> [Problem requirements] Gather up all lines that carry the word "this".

▬▬▬▬▬▬▬▬▬▬

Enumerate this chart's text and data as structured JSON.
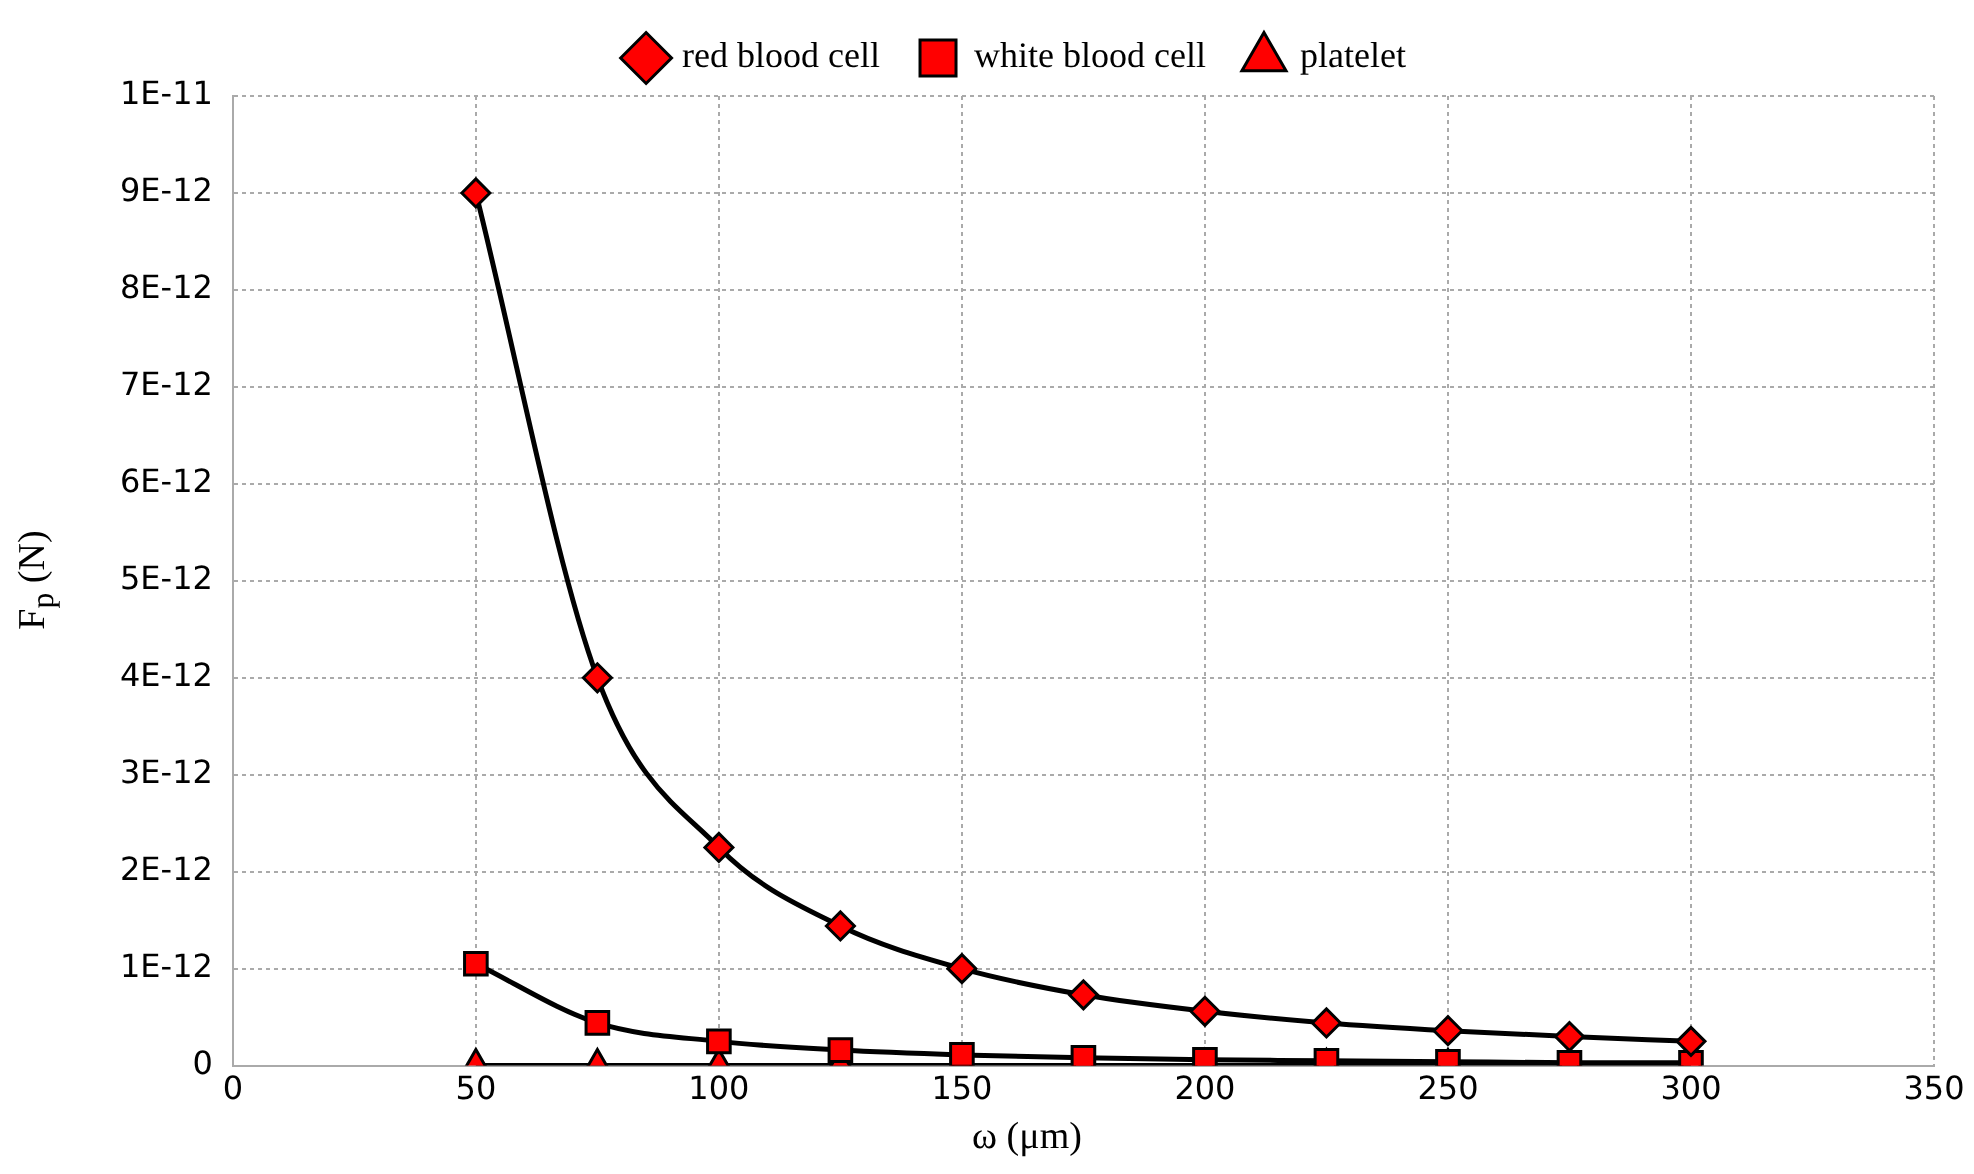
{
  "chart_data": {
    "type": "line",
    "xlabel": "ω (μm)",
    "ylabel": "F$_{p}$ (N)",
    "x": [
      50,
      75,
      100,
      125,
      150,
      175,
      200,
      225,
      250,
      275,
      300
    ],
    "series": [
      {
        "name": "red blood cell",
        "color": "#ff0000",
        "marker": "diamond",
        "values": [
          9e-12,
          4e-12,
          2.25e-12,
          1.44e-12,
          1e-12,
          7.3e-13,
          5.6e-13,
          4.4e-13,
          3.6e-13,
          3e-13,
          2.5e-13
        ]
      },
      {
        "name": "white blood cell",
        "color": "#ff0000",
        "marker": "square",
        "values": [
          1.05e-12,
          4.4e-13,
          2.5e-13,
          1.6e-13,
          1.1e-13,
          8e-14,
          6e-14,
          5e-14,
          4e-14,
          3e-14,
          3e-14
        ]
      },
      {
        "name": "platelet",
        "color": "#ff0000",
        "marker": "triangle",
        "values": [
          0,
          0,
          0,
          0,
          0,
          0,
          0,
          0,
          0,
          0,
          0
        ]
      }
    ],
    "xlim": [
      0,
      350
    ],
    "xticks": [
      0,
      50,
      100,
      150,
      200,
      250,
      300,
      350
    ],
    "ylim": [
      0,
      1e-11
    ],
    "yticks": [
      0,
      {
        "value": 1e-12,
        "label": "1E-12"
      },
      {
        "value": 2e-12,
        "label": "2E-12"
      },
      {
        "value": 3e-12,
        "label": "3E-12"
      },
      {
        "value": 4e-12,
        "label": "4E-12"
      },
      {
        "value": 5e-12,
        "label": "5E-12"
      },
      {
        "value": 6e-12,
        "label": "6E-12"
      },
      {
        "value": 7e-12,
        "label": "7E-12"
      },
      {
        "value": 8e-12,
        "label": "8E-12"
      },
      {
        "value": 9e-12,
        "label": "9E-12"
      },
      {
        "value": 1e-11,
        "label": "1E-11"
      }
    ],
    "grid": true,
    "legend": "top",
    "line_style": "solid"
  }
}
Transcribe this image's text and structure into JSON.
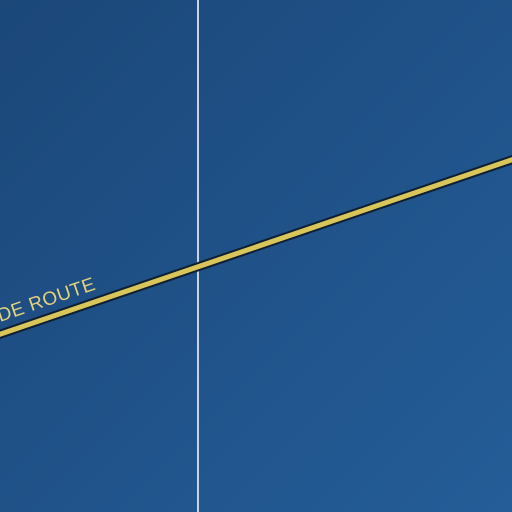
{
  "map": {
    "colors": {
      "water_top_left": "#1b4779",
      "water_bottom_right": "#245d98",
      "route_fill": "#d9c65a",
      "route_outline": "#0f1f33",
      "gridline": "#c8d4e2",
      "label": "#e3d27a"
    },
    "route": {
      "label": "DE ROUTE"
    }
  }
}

▬▬▬▬▬▬▬▬▬▬

> [Task result]
Enumerate this chart's text and data as structured JSON.
Transcribe this image's text and structure into JSON.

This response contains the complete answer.